REQUIREMENT |
Are you able to quote each entry exactly as written?

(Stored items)
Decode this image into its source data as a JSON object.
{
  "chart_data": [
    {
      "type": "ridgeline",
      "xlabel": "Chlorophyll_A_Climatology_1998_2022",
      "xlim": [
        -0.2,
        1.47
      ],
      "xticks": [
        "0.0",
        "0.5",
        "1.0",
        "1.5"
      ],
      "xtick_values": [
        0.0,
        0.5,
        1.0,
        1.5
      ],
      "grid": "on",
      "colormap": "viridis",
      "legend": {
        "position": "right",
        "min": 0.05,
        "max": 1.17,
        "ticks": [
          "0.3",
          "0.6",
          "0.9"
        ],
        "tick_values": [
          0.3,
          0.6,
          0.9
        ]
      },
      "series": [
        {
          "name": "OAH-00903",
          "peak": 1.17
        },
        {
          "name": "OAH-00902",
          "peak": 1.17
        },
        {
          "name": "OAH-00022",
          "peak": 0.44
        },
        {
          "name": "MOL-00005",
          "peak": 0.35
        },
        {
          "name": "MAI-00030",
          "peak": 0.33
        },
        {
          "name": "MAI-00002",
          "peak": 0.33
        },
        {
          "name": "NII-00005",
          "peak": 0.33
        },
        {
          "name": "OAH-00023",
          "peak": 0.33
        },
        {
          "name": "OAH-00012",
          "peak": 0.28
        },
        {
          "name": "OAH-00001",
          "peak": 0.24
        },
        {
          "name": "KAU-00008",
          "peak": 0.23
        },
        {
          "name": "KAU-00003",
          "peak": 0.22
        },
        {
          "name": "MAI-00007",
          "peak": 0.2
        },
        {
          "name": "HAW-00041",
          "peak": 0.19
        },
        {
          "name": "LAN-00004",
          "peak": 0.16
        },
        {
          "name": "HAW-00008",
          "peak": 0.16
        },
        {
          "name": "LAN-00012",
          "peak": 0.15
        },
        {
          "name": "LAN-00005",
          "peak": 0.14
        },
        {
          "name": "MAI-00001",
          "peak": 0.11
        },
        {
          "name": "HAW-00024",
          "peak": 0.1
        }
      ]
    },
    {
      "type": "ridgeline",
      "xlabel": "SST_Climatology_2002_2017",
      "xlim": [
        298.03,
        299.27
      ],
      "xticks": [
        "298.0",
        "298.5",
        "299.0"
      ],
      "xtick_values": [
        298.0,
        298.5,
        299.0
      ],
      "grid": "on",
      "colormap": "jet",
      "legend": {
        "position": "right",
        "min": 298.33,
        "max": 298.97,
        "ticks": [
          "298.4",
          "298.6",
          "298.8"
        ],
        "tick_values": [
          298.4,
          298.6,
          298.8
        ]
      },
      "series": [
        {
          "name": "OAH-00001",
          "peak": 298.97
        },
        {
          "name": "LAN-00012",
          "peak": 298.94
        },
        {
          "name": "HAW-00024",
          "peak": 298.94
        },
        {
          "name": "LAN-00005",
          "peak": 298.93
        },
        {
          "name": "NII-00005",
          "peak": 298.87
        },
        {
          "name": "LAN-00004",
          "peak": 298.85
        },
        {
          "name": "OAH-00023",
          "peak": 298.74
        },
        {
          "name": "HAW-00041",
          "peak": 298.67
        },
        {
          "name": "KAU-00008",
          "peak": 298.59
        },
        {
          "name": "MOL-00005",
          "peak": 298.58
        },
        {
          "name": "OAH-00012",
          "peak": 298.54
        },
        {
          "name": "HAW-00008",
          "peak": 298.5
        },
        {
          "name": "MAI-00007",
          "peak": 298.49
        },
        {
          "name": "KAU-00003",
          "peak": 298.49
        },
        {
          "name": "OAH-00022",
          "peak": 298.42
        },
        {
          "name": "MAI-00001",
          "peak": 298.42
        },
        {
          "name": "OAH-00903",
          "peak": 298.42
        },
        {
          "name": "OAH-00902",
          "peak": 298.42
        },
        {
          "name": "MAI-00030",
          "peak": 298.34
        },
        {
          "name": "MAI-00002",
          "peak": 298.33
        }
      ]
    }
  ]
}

RESPONSE FOR THIS EXERCISE |
Decode this image into its source data as a JSON object.
{
  "chart_data": [
    {
      "type": "ridgeline",
      "xlabel": "Chlorophyll_A_Climatology_1998_2022",
      "xlim": [
        -0.2,
        1.47
      ],
      "xticks": [
        "0.0",
        "0.5",
        "1.0",
        "1.5"
      ],
      "xtick_values": [
        0.0,
        0.5,
        1.0,
        1.5
      ],
      "grid": "on",
      "colormap": "viridis",
      "legend": {
        "position": "right",
        "min": 0.05,
        "max": 1.17,
        "ticks": [
          "0.3",
          "0.6",
          "0.9"
        ],
        "tick_values": [
          0.3,
          0.6,
          0.9
        ]
      },
      "series": [
        {
          "name": "OAH-00903",
          "peak": 1.17
        },
        {
          "name": "OAH-00902",
          "peak": 1.17
        },
        {
          "name": "OAH-00022",
          "peak": 0.44
        },
        {
          "name": "MOL-00005",
          "peak": 0.35
        },
        {
          "name": "MAI-00030",
          "peak": 0.33
        },
        {
          "name": "MAI-00002",
          "peak": 0.33
        },
        {
          "name": "NII-00005",
          "peak": 0.33
        },
        {
          "name": "OAH-00023",
          "peak": 0.33
        },
        {
          "name": "OAH-00012",
          "peak": 0.28
        },
        {
          "name": "OAH-00001",
          "peak": 0.24
        },
        {
          "name": "KAU-00008",
          "peak": 0.23
        },
        {
          "name": "KAU-00003",
          "peak": 0.22
        },
        {
          "name": "MAI-00007",
          "peak": 0.2
        },
        {
          "name": "HAW-00041",
          "peak": 0.19
        },
        {
          "name": "LAN-00004",
          "peak": 0.16
        },
        {
          "name": "HAW-00008",
          "peak": 0.16
        },
        {
          "name": "LAN-00012",
          "peak": 0.15
        },
        {
          "name": "LAN-00005",
          "peak": 0.14
        },
        {
          "name": "MAI-00001",
          "peak": 0.11
        },
        {
          "name": "HAW-00024",
          "peak": 0.1
        }
      ]
    },
    {
      "type": "ridgeline",
      "xlabel": "SST_Climatology_2002_2017",
      "xlim": [
        298.03,
        299.27
      ],
      "xticks": [
        "298.0",
        "298.5",
        "299.0"
      ],
      "xtick_values": [
        298.0,
        298.5,
        299.0
      ],
      "grid": "on",
      "colormap": "jet",
      "legend": {
        "position": "right",
        "min": 298.33,
        "max": 298.97,
        "ticks": [
          "298.4",
          "298.6",
          "298.8"
        ],
        "tick_values": [
          298.4,
          298.6,
          298.8
        ]
      },
      "series": [
        {
          "name": "OAH-00001",
          "peak": 298.97
        },
        {
          "name": "LAN-00012",
          "peak": 298.94
        },
        {
          "name": "HAW-00024",
          "peak": 298.94
        },
        {
          "name": "LAN-00005",
          "peak": 298.93
        },
        {
          "name": "NII-00005",
          "peak": 298.87
        },
        {
          "name": "LAN-00004",
          "peak": 298.85
        },
        {
          "name": "OAH-00023",
          "peak": 298.74
        },
        {
          "name": "HAW-00041",
          "peak": 298.67
        },
        {
          "name": "KAU-00008",
          "peak": 298.59
        },
        {
          "name": "MOL-00005",
          "peak": 298.58
        },
        {
          "name": "OAH-00012",
          "peak": 298.54
        },
        {
          "name": "HAW-00008",
          "peak": 298.5
        },
        {
          "name": "MAI-00007",
          "peak": 298.49
        },
        {
          "name": "KAU-00003",
          "peak": 298.49
        },
        {
          "name": "OAH-00022",
          "peak": 298.42
        },
        {
          "name": "MAI-00001",
          "peak": 298.42
        },
        {
          "name": "OAH-00903",
          "peak": 298.42
        },
        {
          "name": "OAH-00902",
          "peak": 298.42
        },
        {
          "name": "MAI-00030",
          "peak": 298.34
        },
        {
          "name": "MAI-00002",
          "peak": 298.33
        }
      ]
    }
  ]
}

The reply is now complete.